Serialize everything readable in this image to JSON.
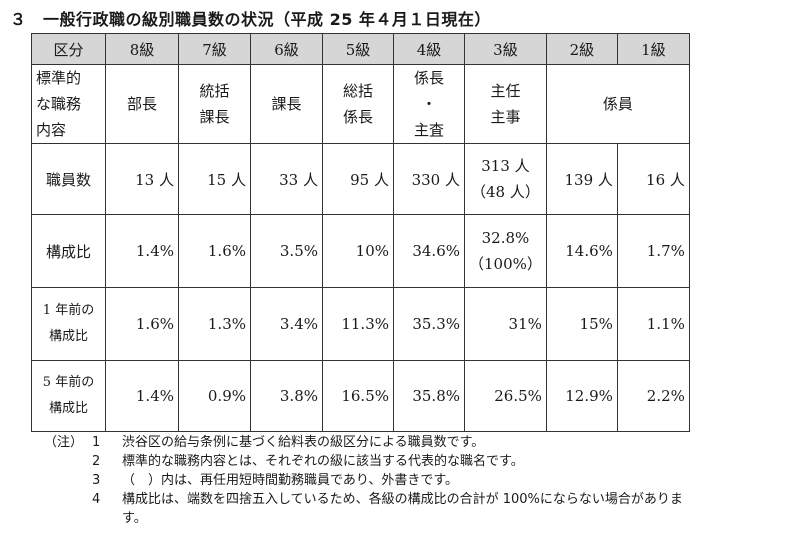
{
  "title": "３　一般行政職の級別職員数の状況（平成 25 年４月１日現在）",
  "table": {
    "headers": [
      "区分",
      "8級",
      "7級",
      "6級",
      "5級",
      "4級",
      "3級",
      "2級",
      "1級"
    ],
    "duties": {
      "label_lines": [
        "標準的",
        "な職務",
        "内容"
      ],
      "g8": [
        "部長"
      ],
      "g7": [
        "統括",
        "課長"
      ],
      "g6": [
        "課長"
      ],
      "g5": [
        "総括",
        "係長"
      ],
      "g4": [
        "係長",
        "・",
        "主査"
      ],
      "g3": [
        "主任",
        "主事"
      ],
      "g2_1": [
        "係員"
      ]
    },
    "count": {
      "label": "職員数",
      "values": [
        "13 人",
        "15 人",
        "33 人",
        "95 人",
        "330 人",
        "313 人",
        "139 人",
        "16 人"
      ],
      "g3_extra": "（48 人）"
    },
    "ratio": {
      "label": "構成比",
      "values": [
        "1.4%",
        "1.6%",
        "3.5%",
        "10%",
        "34.6%",
        "32.8%",
        "14.6%",
        "1.7%"
      ],
      "g3_extra": "（100%）"
    },
    "prev1": {
      "label_lines": [
        "1 年前の",
        "構成比"
      ],
      "values": [
        "1.6%",
        "1.3%",
        "3.4%",
        "11.3%",
        "35.3%",
        "31%",
        "15%",
        "1.1%"
      ]
    },
    "prev5": {
      "label_lines": [
        "5 年前の",
        "構成比"
      ],
      "values": [
        "1.4%",
        "0.9%",
        "3.8%",
        "16.5%",
        "35.8%",
        "26.5%",
        "12.9%",
        "2.2%"
      ]
    }
  },
  "notes": {
    "label": "（注）",
    "items": [
      {
        "n": "1",
        "text": "渋谷区の給与条例に基づく給料表の級区分による職員数です。"
      },
      {
        "n": "2",
        "text": "標準的な職務内容とは、それぞれの級に該当する代表的な職名です。"
      },
      {
        "n": "3",
        "text": "（　）内は、再任用短時間勤務職員であり、外書きです。"
      },
      {
        "n": "4",
        "text": "構成比は、端数を四捨五入しているため、各級の構成比の合計が 100%にならない場合がありま"
      }
    ],
    "continuation": "す。"
  }
}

• What you should do: Copy out the entries verbatim and leave the images out.

• Solution to this exercise:
Serialize everything readable in this image to JSON.
{
  "title": "３　一般行政職の級別職員数の状況（平成 25 年４月１日現在）",
  "table": {
    "headers": [
      "区分",
      "8級",
      "7級",
      "6級",
      "5級",
      "4級",
      "3級",
      "2級",
      "1級"
    ],
    "duties": {
      "label_lines": [
        "標準的",
        "な職務",
        "内容"
      ],
      "g8": [
        "部長"
      ],
      "g7": [
        "統括",
        "課長"
      ],
      "g6": [
        "課長"
      ],
      "g5": [
        "総括",
        "係長"
      ],
      "g4": [
        "係長",
        "・",
        "主査"
      ],
      "g3": [
        "主任",
        "主事"
      ],
      "g2_1": [
        "係員"
      ]
    },
    "count": {
      "label": "職員数",
      "values": [
        "13 人",
        "15 人",
        "33 人",
        "95 人",
        "330 人",
        "313 人",
        "139 人",
        "16 人"
      ],
      "g3_extra": "（48 人）"
    },
    "ratio": {
      "label": "構成比",
      "values": [
        "1.4%",
        "1.6%",
        "3.5%",
        "10%",
        "34.6%",
        "32.8%",
        "14.6%",
        "1.7%"
      ],
      "g3_extra": "（100%）"
    },
    "prev1": {
      "label_lines": [
        "1 年前の",
        "構成比"
      ],
      "values": [
        "1.6%",
        "1.3%",
        "3.4%",
        "11.3%",
        "35.3%",
        "31%",
        "15%",
        "1.1%"
      ]
    },
    "prev5": {
      "label_lines": [
        "5 年前の",
        "構成比"
      ],
      "values": [
        "1.4%",
        "0.9%",
        "3.8%",
        "16.5%",
        "35.8%",
        "26.5%",
        "12.9%",
        "2.2%"
      ]
    }
  },
  "notes": {
    "label": "（注）",
    "items": [
      {
        "n": "1",
        "text": "渋谷区の給与条例に基づく給料表の級区分による職員数です。"
      },
      {
        "n": "2",
        "text": "標準的な職務内容とは、それぞれの級に該当する代表的な職名です。"
      },
      {
        "n": "3",
        "text": "（　）内は、再任用短時間勤務職員であり、外書きです。"
      },
      {
        "n": "4",
        "text": "構成比は、端数を四捨五入しているため、各級の構成比の合計が 100%にならない場合がありま"
      }
    ],
    "continuation": "す。"
  }
}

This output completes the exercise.